Dataset records:
=-=-=

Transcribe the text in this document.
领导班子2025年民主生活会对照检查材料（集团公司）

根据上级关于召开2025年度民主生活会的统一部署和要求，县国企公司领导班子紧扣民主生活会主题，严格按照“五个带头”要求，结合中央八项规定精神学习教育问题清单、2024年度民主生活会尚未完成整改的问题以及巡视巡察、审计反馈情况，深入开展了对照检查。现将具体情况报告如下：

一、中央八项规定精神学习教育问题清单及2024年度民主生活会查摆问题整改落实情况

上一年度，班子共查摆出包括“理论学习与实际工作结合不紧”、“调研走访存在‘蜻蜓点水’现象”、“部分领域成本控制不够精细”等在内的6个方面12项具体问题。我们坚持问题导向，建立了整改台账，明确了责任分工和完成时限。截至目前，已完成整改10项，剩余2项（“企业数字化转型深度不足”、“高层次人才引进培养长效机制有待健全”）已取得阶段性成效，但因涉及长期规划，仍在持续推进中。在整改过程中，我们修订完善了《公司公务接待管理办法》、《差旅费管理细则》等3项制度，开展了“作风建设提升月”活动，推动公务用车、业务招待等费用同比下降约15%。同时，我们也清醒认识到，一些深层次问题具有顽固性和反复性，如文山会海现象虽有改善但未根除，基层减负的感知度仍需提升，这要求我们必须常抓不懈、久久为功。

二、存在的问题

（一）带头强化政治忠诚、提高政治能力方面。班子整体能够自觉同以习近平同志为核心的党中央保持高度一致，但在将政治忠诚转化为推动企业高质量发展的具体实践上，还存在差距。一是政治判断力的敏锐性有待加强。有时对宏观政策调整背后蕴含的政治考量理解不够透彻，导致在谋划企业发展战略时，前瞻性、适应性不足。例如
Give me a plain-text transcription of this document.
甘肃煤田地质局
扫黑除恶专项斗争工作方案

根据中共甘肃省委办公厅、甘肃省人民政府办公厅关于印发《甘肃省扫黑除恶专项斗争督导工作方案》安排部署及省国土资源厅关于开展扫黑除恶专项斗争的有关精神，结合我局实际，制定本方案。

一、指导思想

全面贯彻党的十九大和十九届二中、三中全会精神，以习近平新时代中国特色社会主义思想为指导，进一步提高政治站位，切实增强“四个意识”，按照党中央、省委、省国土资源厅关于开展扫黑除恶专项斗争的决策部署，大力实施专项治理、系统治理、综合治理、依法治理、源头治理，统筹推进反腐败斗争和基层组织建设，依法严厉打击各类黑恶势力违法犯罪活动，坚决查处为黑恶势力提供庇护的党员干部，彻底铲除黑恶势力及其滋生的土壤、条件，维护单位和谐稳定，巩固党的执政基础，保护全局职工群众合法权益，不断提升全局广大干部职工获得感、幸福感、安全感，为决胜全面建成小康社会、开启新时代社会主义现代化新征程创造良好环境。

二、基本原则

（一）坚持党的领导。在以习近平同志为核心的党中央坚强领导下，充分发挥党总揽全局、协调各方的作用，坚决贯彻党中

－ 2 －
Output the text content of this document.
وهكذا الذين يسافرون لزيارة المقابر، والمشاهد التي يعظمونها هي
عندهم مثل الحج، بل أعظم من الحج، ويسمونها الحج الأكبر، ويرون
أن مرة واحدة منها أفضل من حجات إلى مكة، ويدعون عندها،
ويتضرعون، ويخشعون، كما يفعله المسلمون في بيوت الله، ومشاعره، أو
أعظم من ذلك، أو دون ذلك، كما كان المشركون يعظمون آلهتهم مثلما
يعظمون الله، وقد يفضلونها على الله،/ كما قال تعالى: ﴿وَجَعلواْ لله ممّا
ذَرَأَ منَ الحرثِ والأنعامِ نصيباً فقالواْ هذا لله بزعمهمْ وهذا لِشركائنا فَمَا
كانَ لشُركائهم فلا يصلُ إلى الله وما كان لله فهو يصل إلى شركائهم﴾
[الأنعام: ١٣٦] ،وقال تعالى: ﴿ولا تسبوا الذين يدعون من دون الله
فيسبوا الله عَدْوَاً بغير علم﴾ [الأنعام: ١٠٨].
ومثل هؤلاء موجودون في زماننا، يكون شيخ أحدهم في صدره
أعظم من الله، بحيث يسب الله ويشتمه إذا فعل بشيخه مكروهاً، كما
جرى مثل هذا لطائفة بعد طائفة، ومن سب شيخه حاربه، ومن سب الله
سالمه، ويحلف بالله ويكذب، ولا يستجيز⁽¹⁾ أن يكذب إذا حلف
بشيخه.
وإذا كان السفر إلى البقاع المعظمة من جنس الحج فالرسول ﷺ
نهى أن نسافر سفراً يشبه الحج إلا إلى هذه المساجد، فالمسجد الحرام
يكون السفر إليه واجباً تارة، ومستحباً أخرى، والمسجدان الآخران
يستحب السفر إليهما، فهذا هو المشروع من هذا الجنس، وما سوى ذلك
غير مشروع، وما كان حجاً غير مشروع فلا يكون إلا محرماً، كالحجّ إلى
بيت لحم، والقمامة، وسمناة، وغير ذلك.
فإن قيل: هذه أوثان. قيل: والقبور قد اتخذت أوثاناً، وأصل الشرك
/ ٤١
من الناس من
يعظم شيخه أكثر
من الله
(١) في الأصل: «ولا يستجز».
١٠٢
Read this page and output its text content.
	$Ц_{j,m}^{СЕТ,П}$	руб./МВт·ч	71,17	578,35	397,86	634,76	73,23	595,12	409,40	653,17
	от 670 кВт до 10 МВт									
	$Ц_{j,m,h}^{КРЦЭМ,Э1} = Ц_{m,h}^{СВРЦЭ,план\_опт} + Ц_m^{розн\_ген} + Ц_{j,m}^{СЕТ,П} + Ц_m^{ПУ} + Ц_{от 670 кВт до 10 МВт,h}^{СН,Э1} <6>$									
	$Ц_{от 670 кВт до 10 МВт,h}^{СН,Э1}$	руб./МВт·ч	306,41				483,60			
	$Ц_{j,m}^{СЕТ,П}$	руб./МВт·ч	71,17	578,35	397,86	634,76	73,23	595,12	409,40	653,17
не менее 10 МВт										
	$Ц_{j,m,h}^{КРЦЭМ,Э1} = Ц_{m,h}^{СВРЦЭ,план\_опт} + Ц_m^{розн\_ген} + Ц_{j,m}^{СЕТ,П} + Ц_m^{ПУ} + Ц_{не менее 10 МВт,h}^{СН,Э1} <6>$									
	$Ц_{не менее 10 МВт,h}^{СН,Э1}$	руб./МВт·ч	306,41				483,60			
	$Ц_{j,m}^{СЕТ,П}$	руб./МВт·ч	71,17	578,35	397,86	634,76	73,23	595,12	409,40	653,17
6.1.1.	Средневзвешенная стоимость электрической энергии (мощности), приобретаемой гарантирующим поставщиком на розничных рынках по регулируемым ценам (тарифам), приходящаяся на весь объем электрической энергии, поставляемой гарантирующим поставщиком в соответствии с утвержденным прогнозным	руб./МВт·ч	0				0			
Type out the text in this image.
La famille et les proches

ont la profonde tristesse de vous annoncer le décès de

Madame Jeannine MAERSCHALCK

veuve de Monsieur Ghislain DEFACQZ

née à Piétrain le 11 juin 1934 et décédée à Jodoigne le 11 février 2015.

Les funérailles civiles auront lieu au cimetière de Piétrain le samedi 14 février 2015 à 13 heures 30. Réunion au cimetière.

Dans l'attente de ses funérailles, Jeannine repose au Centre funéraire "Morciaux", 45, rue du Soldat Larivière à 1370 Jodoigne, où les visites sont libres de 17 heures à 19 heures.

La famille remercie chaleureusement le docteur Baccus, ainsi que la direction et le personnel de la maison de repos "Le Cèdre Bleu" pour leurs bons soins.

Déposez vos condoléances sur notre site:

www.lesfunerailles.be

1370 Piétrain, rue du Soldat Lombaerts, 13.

=-=-=

## TASK DETAILS
From the entries above, copy out every line where the string "funérailles" appears.

## ANSWER FOR THIS EXERCISE
Les funérailles civiles auront lieu au cimetière de Piétrain le samedi 14 février 2015 à 13 heures 30. Réunion au cimetière.
Dans l'attente de ses funérailles, Jeannine repose au Centre funéraire "Morciaux", 45, rue du Soldat Larivière à 1370 Jodoigne, où les visites sont libres de 17 heures à 19 heures.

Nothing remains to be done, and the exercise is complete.